*Task objective*.
Please copy every line of the records below that holds the word "content".

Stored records
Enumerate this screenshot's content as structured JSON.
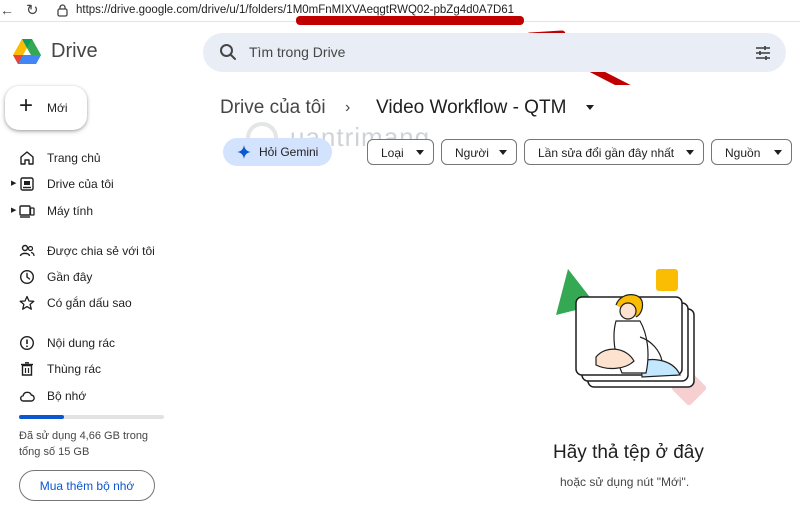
{
  "browser": {
    "url": "https://drive.google.com/drive/u/1/folders/1M0mFnMIXVAeqgtRWQ02-pbZg4d0A7D61"
  },
  "app": {
    "name": "Drive"
  },
  "search": {
    "placeholder": "Tìm trong Drive"
  },
  "new_button": {
    "label": "Mới"
  },
  "sidebar": {
    "items": [
      {
        "label": "Trang chủ",
        "icon": "home-icon"
      },
      {
        "label": "Drive của tôi",
        "icon": "my-drive-icon"
      },
      {
        "label": "Máy tính",
        "icon": "computer-icon"
      },
      {
        "label": "Được chia sẻ với tôi",
        "icon": "shared-icon"
      },
      {
        "label": "Gần đây",
        "icon": "clock-icon"
      },
      {
        "label": "Có gắn dấu sao",
        "icon": "star-icon"
      },
      {
        "label": "Nội dung rác",
        "icon": "spam-icon"
      },
      {
        "label": "Thùng rác",
        "icon": "trash-icon"
      },
      {
        "label": "Bộ nhớ",
        "icon": "cloud-icon"
      }
    ]
  },
  "storage": {
    "used_fraction": 0.31,
    "text": "Đã sử dụng 4,66 GB trong tổng số 15 GB",
    "buy_label": "Mua thêm bộ nhớ"
  },
  "breadcrumb": {
    "root": "Drive của tôi",
    "separator": "›",
    "current": "Video Workflow - QTM"
  },
  "filters": {
    "gemini": "Hỏi Gemini",
    "chips": [
      "Loại",
      "Người",
      "Lần sửa đổi gần đây nhất",
      "Nguồn"
    ]
  },
  "empty_state": {
    "title": "Hãy thả tệp ở đây",
    "subtitle": "hoặc sử dụng nút \"Mới\"."
  },
  "watermark": {
    "text": "uantrimang"
  },
  "colors": {
    "accent": "#0b57d0",
    "annotation": "#c00000",
    "search_bg": "#e9eef6",
    "gemini_bg": "#d3e3fd"
  }
}
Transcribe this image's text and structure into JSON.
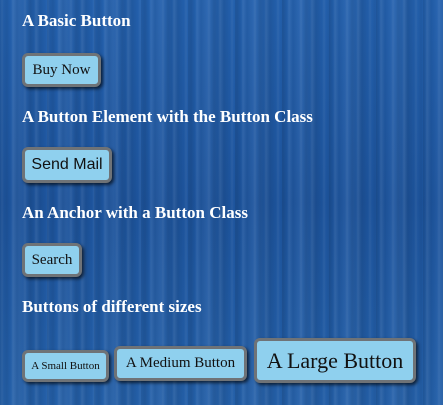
{
  "sections": [
    {
      "heading": "A Basic Button"
    },
    {
      "heading": "A Button Element with the Button Class"
    },
    {
      "heading": "An Anchor with a Button Class"
    },
    {
      "heading": "Buttons of different sizes"
    }
  ],
  "buttons": {
    "buy_now": "Buy Now",
    "send_mail": "Send Mail",
    "search": "Search",
    "small": "A Small Button",
    "medium": "A Medium Button",
    "large": "A Large Button"
  },
  "colors": {
    "background": "#1f58a3",
    "button_fill": "#8fd0ee",
    "button_border": "#6f7377",
    "heading_text": "#ffffff"
  }
}
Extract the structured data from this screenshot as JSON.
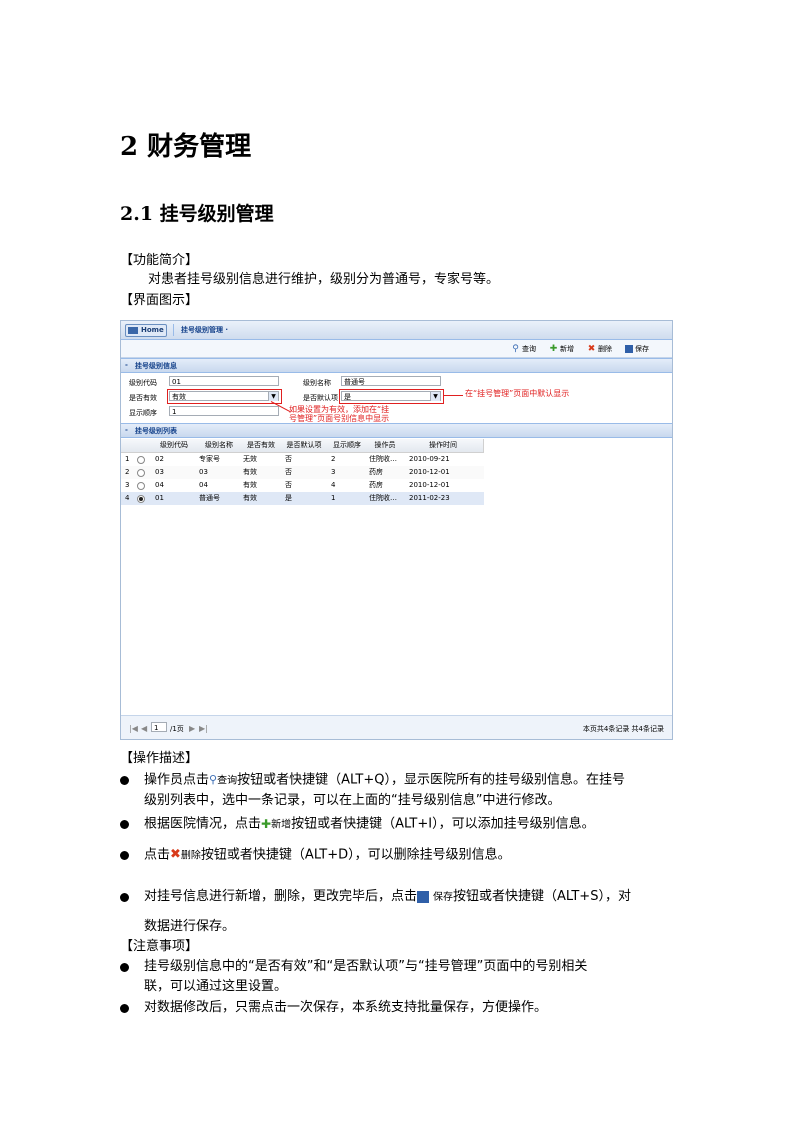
{
  "doc": {
    "h1": "2 财务管理",
    "h2": "2.1 挂号级别管理",
    "sec_intro": "【功能简介】",
    "intro_text": "对患者挂号级别信息进行维护，级别分为普通号，专家号等。",
    "sec_ui": "【界面图示】",
    "sec_ops": "【操作描述】",
    "ops": [
      {
        "pre": "操作员点击",
        "btn": "查询",
        "post": "按钮或者快捷键（ALT+Q），显示医院所有的挂号级别信息。在挂号",
        "line2": "级别列表中，选中一条记录，可以在上面的“挂号级别信息”中进行修改。"
      },
      {
        "pre": "根据医院情况，点击",
        "btn": "新增",
        "post": "按钮或者快捷键（ALT+I），可以添加挂号级别信息。"
      },
      {
        "pre": "点击",
        "btn": "删除",
        "post": "按钮或者快捷键（ALT+D），可以删除挂号级别信息。"
      },
      {
        "pre": "对挂号信息进行新增，删除，更改完毕后，点击",
        "btn": "保存",
        "post": "按钮或者快捷键（ALT+S），对",
        "line2": "数据进行保存。"
      }
    ],
    "sec_notes": "【注意事项】",
    "notes": [
      {
        "line1": "挂号级别信息中的“是否有效”和“是否默认项”与“挂号管理”页面中的号别相关",
        "line2": "联，可以通过这里设置。"
      },
      {
        "line1": "对数据修改后，只需点击一次保存，本系统支持批量保存，方便操作。"
      }
    ]
  },
  "screenshot": {
    "home_label": "Home",
    "breadcrumb": "挂号级别管理 ·",
    "toolbar": {
      "query": "查询",
      "add": "新增",
      "delete": "删除",
      "save": "保存"
    },
    "form_panel_title": "挂号级别信息",
    "form": {
      "code_label": "级别代码",
      "code_value": "01",
      "name_label": "级别名称",
      "name_value": "普通号",
      "valid_label": "是否有效",
      "valid_value": "有效",
      "default_label": "是否默认项",
      "default_value": "是",
      "order_label": "显示顺序",
      "order_value": "1"
    },
    "annotation_right": "在“挂号管理”页面中默认显示",
    "annotation_left_1": "如果设置为有效，添加在“挂",
    "annotation_left_2": "号管理”页面号别信息中显示",
    "list_panel_title": "挂号级别列表",
    "columns": [
      "级别代码",
      "级别名称",
      "是否有效",
      "是否默认项",
      "显示顺序",
      "操作员",
      "操作时间"
    ],
    "rows": [
      {
        "num": "1",
        "code": "02",
        "name": "专家号",
        "valid": "无效",
        "default": "否",
        "order": "2",
        "op": "住院收…",
        "time": "2010-09-21",
        "selected": false
      },
      {
        "num": "2",
        "code": "03",
        "name": "03",
        "valid": "有效",
        "default": "否",
        "order": "3",
        "op": "药房",
        "time": "2010-12-01",
        "selected": false
      },
      {
        "num": "3",
        "code": "04",
        "name": "04",
        "valid": "有效",
        "default": "否",
        "order": "4",
        "op": "药房",
        "time": "2010-12-01",
        "selected": false
      },
      {
        "num": "4",
        "code": "01",
        "name": "普通号",
        "valid": "有效",
        "default": "是",
        "order": "1",
        "op": "住院收…",
        "time": "2011-02-23",
        "selected": true
      }
    ],
    "pager": {
      "page_value": "1",
      "page_of": "/1页",
      "summary": "本页共4条记录 共4条记录"
    }
  },
  "colors": {
    "annotation": "#e02020",
    "panel_title": "#15428b",
    "header_bg": "#dfe8f6"
  }
}
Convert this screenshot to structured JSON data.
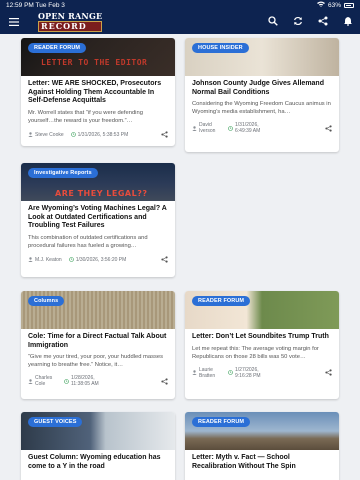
{
  "status": {
    "time": "12:59 PM",
    "date": "Tue Feb 3",
    "battery": "63%"
  },
  "brand": {
    "line1": "OPEN RANGE",
    "line2": "RECORD"
  },
  "colors": {
    "header": "#0d2350",
    "badge": "#2b6fd6"
  },
  "articles": [
    {
      "category": "READER FORUM",
      "image_text": "LETTER TO THE EDITOR",
      "title": "Letter: WE ARE SHOCKED, Prosecutors Against Holding Them Accountable In Self-Defense Acquittals",
      "excerpt": "Mr. Worrell states that “if you were defending yourself…the reward is your freedom.”…",
      "author": "Steve Cooke",
      "timestamp": "1/31/2026, 5:38:53 PM"
    },
    {
      "category": "HOUSE INSIDER",
      "title": "Johnson County Judge Gives Allemand Normal Bail Conditions",
      "excerpt": "Considering the Wyoming Freedom Caucus animus in Wyoming’s media establishment, ha…",
      "author": "David Iverson",
      "timestamp": "1/31/2026, 6:49:39 AM"
    },
    {
      "category": "Investigative Reports",
      "image_text": "ARE THEY LEGAL??",
      "title": "Are Wyoming’s Voting Machines Legal? A Look at Outdated Certifications and Troubling Test Failures",
      "excerpt": "This combination of outdated certifications and procedural failures has fueled a growing…",
      "author": "M.J. Keaton",
      "timestamp": "1/30/2026, 3:56:20 PM"
    },
    {
      "category": "Columns",
      "title": "Cole: Time for a Direct Factual Talk About Immigration",
      "excerpt": "“Give me your tired, your poor, your huddled masses yearning to breathe free.” Notice, it…",
      "author": "Charles Cole",
      "timestamp": "1/28/2026, 11:38:05 AM"
    },
    {
      "category": "READER FORUM",
      "title": "Letter: Don’t Let Soundbites Trump Truth",
      "excerpt": "Let me repeat this: The average voting margin for Republicans on those 28 bills was 50 vote…",
      "author": "Laurie Bratten",
      "timestamp": "1/27/2026, 9:16:28 PM"
    },
    {
      "category": "GUEST VOICES",
      "title": "Guest Column: Wyoming education has come to a Y in the road",
      "excerpt": "",
      "author": "",
      "timestamp": ""
    },
    {
      "category": "READER FORUM",
      "title": "Letter: Myth v. Fact — School Recalibration Without The Spin",
      "excerpt": "",
      "author": "",
      "timestamp": ""
    }
  ]
}
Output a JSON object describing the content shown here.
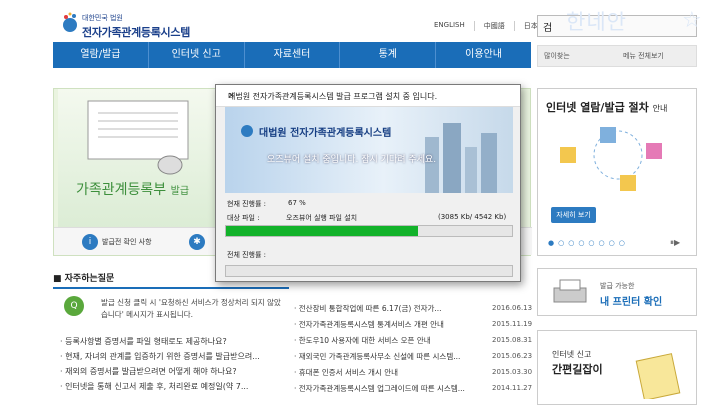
{
  "header": {
    "logo_sub": "대한민국 법원",
    "logo_main": "전자가족관계등록시스템",
    "languages": [
      "ENGLISH",
      "中國語",
      "日本語"
    ],
    "search_value": "검",
    "watermark": "한네안",
    "right_tabs": [
      "많이찾는",
      "메뉴 전체보기"
    ]
  },
  "nav": [
    "열람/발급",
    "인터넷 신고",
    "자료센터",
    "통계",
    "이용안내"
  ],
  "banner": {
    "title": "가족관계등록부",
    "title_suffix": "발급",
    "bottom_item": "발급전 확인 사항"
  },
  "faq": {
    "header": "자주하는질문",
    "question_preview": "발급 신청 클릭 시 '요청하신 서비스가 정상처리 되지 않았습니다' 메시지가 표시됩니다.",
    "items": [
      "등록사항별 증명서를 파일 형태로도 제공하나요?",
      "현재, 자녀의 관계를 입증하기 위한 증명서를 발급받으려...",
      "재외의 증명서를 발급받으려면 어떻게 해야 하나요?",
      "인터넷을 통해 신고서 제출 후, 처리완료 예정일(약 7..."
    ]
  },
  "news": [
    {
      "title": "전산장비 통합작업에 따른 6.17(금) 전자가...",
      "date": "2016.06.13"
    },
    {
      "title": "전자가족관계등록시스템 통계서비스 개편 안내",
      "date": "2015.11.19"
    },
    {
      "title": "한도우10 사용자에 대한 서비스 오픈 안내",
      "date": "2015.08.31"
    },
    {
      "title": "재외국민 가족관계등록사무소 신설에 따른 시스템...",
      "date": "2015.06.23"
    },
    {
      "title": "휴대폰 인증서 서비스 개시 안내",
      "date": "2015.03.30"
    },
    {
      "title": "전자가족관계등록시스템 업그레이드에 따른 시스템...",
      "date": "2014.11.27"
    }
  ],
  "right_panel": {
    "title": "인터넷 열람/발급 절차",
    "title_suffix": "안내",
    "detail_button": "자세히 보기"
  },
  "print_box": {
    "line1": "발급 가능한",
    "line2": "내 프린터 확인"
  },
  "guide_box": {
    "line1": "인터넷 신고",
    "line2": "간편길잡이"
  },
  "dialog": {
    "title": "대법원 전자가족관계등록시스템 발급 프로그램 설치 중 입니다.",
    "banner_name": "대법원 전자가족관계등록시스템",
    "banner_msg": "오즈뷰어 설치 중입니다. 잠시 기다려 주세요.",
    "progress_label": "현재 진행률 :",
    "progress_value": "67 %",
    "progress_fraction": 0.67,
    "target_label": "대상 파일 :",
    "target_name": "오즈뷰어 실행 파일 설치",
    "size": "(3085 Kb/ 4542 Kb)",
    "total_label": "전체 진행률 :",
    "total_fraction": 0.0
  },
  "colors": {
    "nav": "#1a6db8",
    "progress": "#12b22a",
    "banner_green": "#3d8f3c"
  }
}
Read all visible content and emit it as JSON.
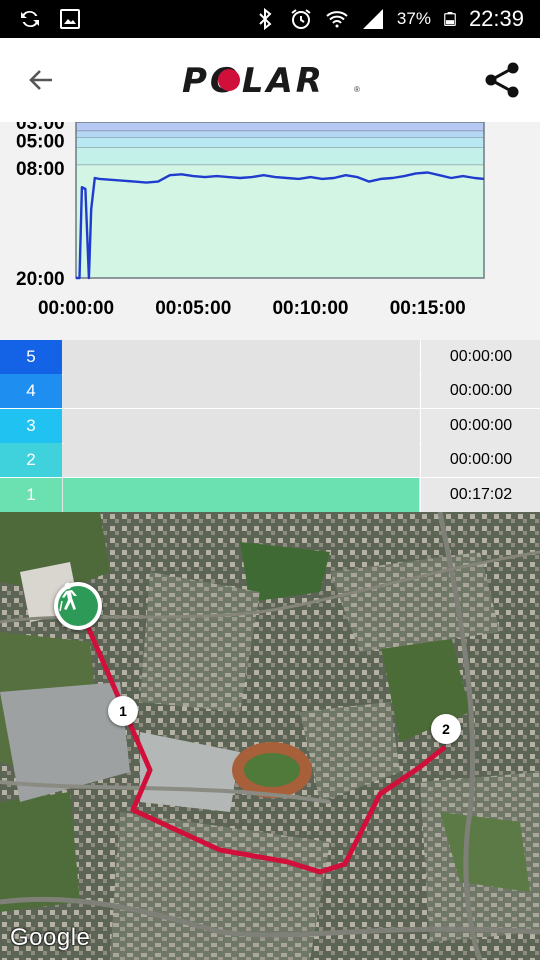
{
  "status_bar": {
    "battery_percent": "37%",
    "time": "22:39",
    "icons": [
      "sync-icon",
      "image-icon",
      "bluetooth-icon",
      "alarm-icon",
      "wifi-icon",
      "signal-icon",
      "battery-icon"
    ]
  },
  "app_bar": {
    "logo_text": "POLAR",
    "back_icon": "arrow-back-icon",
    "share_icon": "share-icon"
  },
  "chart_data": {
    "type": "line",
    "y_tick_labels": [
      "03:00",
      "05:00",
      "08:00",
      "20:00"
    ],
    "x_tick_labels": [
      "00:00:00",
      "00:05:00",
      "00:10:00",
      "00:15:00"
    ],
    "x_unit": "minutes",
    "xlim": [
      0,
      17.4
    ],
    "ylim": [
      20,
      3
    ],
    "y_reversed": true,
    "zone_band_colors": [
      "#b7c8f5",
      "#b5d7f5",
      "#b8e9f2",
      "#c4f0ea",
      "#d2f5e4"
    ],
    "line_color": "#1f3ccf",
    "series": [
      {
        "x": [
          0,
          0.15,
          0.25,
          0.4,
          0.55,
          0.65,
          0.8,
          1.0,
          1.5,
          2.0,
          2.5,
          3.0,
          3.5,
          4.0,
          4.5,
          5.0,
          5.5,
          6.0,
          6.5,
          7.0,
          7.5,
          8.0,
          8.5,
          9.0,
          9.5,
          10.0,
          10.5,
          11.0,
          11.5,
          12.0,
          12.5,
          13.0,
          13.5,
          14.0,
          14.5,
          15.0,
          15.5,
          16.0,
          16.5,
          17.0,
          17.4
        ],
        "y": [
          20,
          20,
          10.1,
          10.3,
          20,
          12.5,
          9.1,
          9.2,
          9.3,
          9.4,
          9.5,
          9.6,
          9.5,
          8.8,
          8.7,
          8.9,
          9.0,
          8.9,
          9.0,
          9.1,
          9.0,
          8.8,
          9.0,
          9.1,
          9.2,
          9.0,
          9.2,
          9.1,
          8.8,
          9.0,
          9.5,
          9.2,
          9.1,
          8.9,
          8.6,
          8.5,
          8.8,
          9.1,
          8.9,
          9.1,
          9.2
        ]
      }
    ]
  },
  "zones": [
    {
      "label": "5",
      "time": "00:00:00",
      "fraction": 0,
      "color": "#1462e6"
    },
    {
      "label": "4",
      "time": "00:00:00",
      "fraction": 0,
      "color": "#1e8ff0"
    },
    {
      "label": "3",
      "time": "00:00:00",
      "fraction": 0,
      "color": "#1fc2f0"
    },
    {
      "label": "2",
      "time": "00:00:00",
      "fraction": 0,
      "color": "#3fd2dc"
    },
    {
      "label": "1",
      "time": "00:17:02",
      "fraction": 1,
      "color": "#6be0b0"
    }
  ],
  "map": {
    "markers": [
      "1",
      "2"
    ],
    "start_icon": "walking-person-icon",
    "route_color": "#d0103a",
    "attribution": "Google"
  }
}
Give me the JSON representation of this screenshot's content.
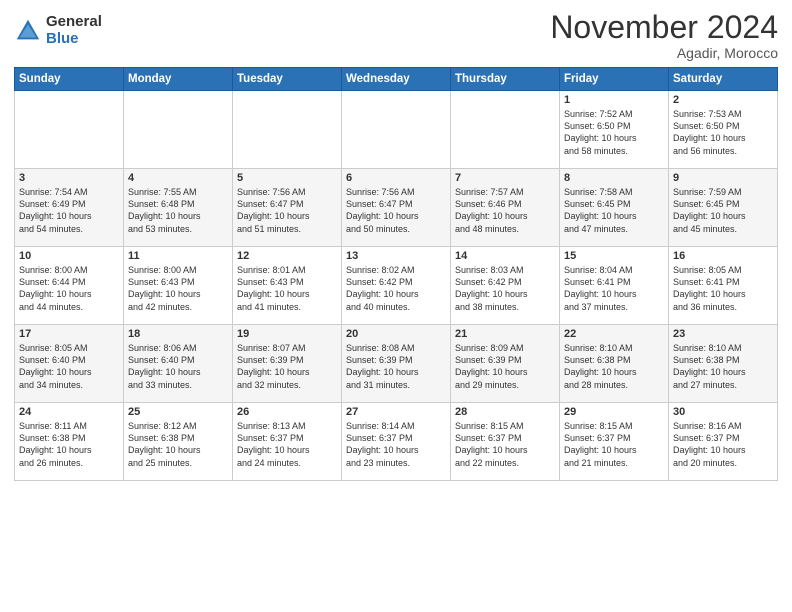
{
  "header": {
    "logo_general": "General",
    "logo_blue": "Blue",
    "month_title": "November 2024",
    "location": "Agadir, Morocco"
  },
  "days_of_week": [
    "Sunday",
    "Monday",
    "Tuesday",
    "Wednesday",
    "Thursday",
    "Friday",
    "Saturday"
  ],
  "weeks": [
    {
      "cells": [
        {
          "day": "",
          "info": ""
        },
        {
          "day": "",
          "info": ""
        },
        {
          "day": "",
          "info": ""
        },
        {
          "day": "",
          "info": ""
        },
        {
          "day": "",
          "info": ""
        },
        {
          "day": "1",
          "info": "Sunrise: 7:52 AM\nSunset: 6:50 PM\nDaylight: 10 hours\nand 58 minutes."
        },
        {
          "day": "2",
          "info": "Sunrise: 7:53 AM\nSunset: 6:50 PM\nDaylight: 10 hours\nand 56 minutes."
        }
      ]
    },
    {
      "cells": [
        {
          "day": "3",
          "info": "Sunrise: 7:54 AM\nSunset: 6:49 PM\nDaylight: 10 hours\nand 54 minutes."
        },
        {
          "day": "4",
          "info": "Sunrise: 7:55 AM\nSunset: 6:48 PM\nDaylight: 10 hours\nand 53 minutes."
        },
        {
          "day": "5",
          "info": "Sunrise: 7:56 AM\nSunset: 6:47 PM\nDaylight: 10 hours\nand 51 minutes."
        },
        {
          "day": "6",
          "info": "Sunrise: 7:56 AM\nSunset: 6:47 PM\nDaylight: 10 hours\nand 50 minutes."
        },
        {
          "day": "7",
          "info": "Sunrise: 7:57 AM\nSunset: 6:46 PM\nDaylight: 10 hours\nand 48 minutes."
        },
        {
          "day": "8",
          "info": "Sunrise: 7:58 AM\nSunset: 6:45 PM\nDaylight: 10 hours\nand 47 minutes."
        },
        {
          "day": "9",
          "info": "Sunrise: 7:59 AM\nSunset: 6:45 PM\nDaylight: 10 hours\nand 45 minutes."
        }
      ]
    },
    {
      "cells": [
        {
          "day": "10",
          "info": "Sunrise: 8:00 AM\nSunset: 6:44 PM\nDaylight: 10 hours\nand 44 minutes."
        },
        {
          "day": "11",
          "info": "Sunrise: 8:00 AM\nSunset: 6:43 PM\nDaylight: 10 hours\nand 42 minutes."
        },
        {
          "day": "12",
          "info": "Sunrise: 8:01 AM\nSunset: 6:43 PM\nDaylight: 10 hours\nand 41 minutes."
        },
        {
          "day": "13",
          "info": "Sunrise: 8:02 AM\nSunset: 6:42 PM\nDaylight: 10 hours\nand 40 minutes."
        },
        {
          "day": "14",
          "info": "Sunrise: 8:03 AM\nSunset: 6:42 PM\nDaylight: 10 hours\nand 38 minutes."
        },
        {
          "day": "15",
          "info": "Sunrise: 8:04 AM\nSunset: 6:41 PM\nDaylight: 10 hours\nand 37 minutes."
        },
        {
          "day": "16",
          "info": "Sunrise: 8:05 AM\nSunset: 6:41 PM\nDaylight: 10 hours\nand 36 minutes."
        }
      ]
    },
    {
      "cells": [
        {
          "day": "17",
          "info": "Sunrise: 8:05 AM\nSunset: 6:40 PM\nDaylight: 10 hours\nand 34 minutes."
        },
        {
          "day": "18",
          "info": "Sunrise: 8:06 AM\nSunset: 6:40 PM\nDaylight: 10 hours\nand 33 minutes."
        },
        {
          "day": "19",
          "info": "Sunrise: 8:07 AM\nSunset: 6:39 PM\nDaylight: 10 hours\nand 32 minutes."
        },
        {
          "day": "20",
          "info": "Sunrise: 8:08 AM\nSunset: 6:39 PM\nDaylight: 10 hours\nand 31 minutes."
        },
        {
          "day": "21",
          "info": "Sunrise: 8:09 AM\nSunset: 6:39 PM\nDaylight: 10 hours\nand 29 minutes."
        },
        {
          "day": "22",
          "info": "Sunrise: 8:10 AM\nSunset: 6:38 PM\nDaylight: 10 hours\nand 28 minutes."
        },
        {
          "day": "23",
          "info": "Sunrise: 8:10 AM\nSunset: 6:38 PM\nDaylight: 10 hours\nand 27 minutes."
        }
      ]
    },
    {
      "cells": [
        {
          "day": "24",
          "info": "Sunrise: 8:11 AM\nSunset: 6:38 PM\nDaylight: 10 hours\nand 26 minutes."
        },
        {
          "day": "25",
          "info": "Sunrise: 8:12 AM\nSunset: 6:38 PM\nDaylight: 10 hours\nand 25 minutes."
        },
        {
          "day": "26",
          "info": "Sunrise: 8:13 AM\nSunset: 6:37 PM\nDaylight: 10 hours\nand 24 minutes."
        },
        {
          "day": "27",
          "info": "Sunrise: 8:14 AM\nSunset: 6:37 PM\nDaylight: 10 hours\nand 23 minutes."
        },
        {
          "day": "28",
          "info": "Sunrise: 8:15 AM\nSunset: 6:37 PM\nDaylight: 10 hours\nand 22 minutes."
        },
        {
          "day": "29",
          "info": "Sunrise: 8:15 AM\nSunset: 6:37 PM\nDaylight: 10 hours\nand 21 minutes."
        },
        {
          "day": "30",
          "info": "Sunrise: 8:16 AM\nSunset: 6:37 PM\nDaylight: 10 hours\nand 20 minutes."
        }
      ]
    }
  ]
}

*Exercise result*.
Enumerate this screenshot's content as structured JSON.
Output a JSON object describing the content shown here.
Read all visible content and emit it as JSON.
Give me the JSON representation of this screenshot's content.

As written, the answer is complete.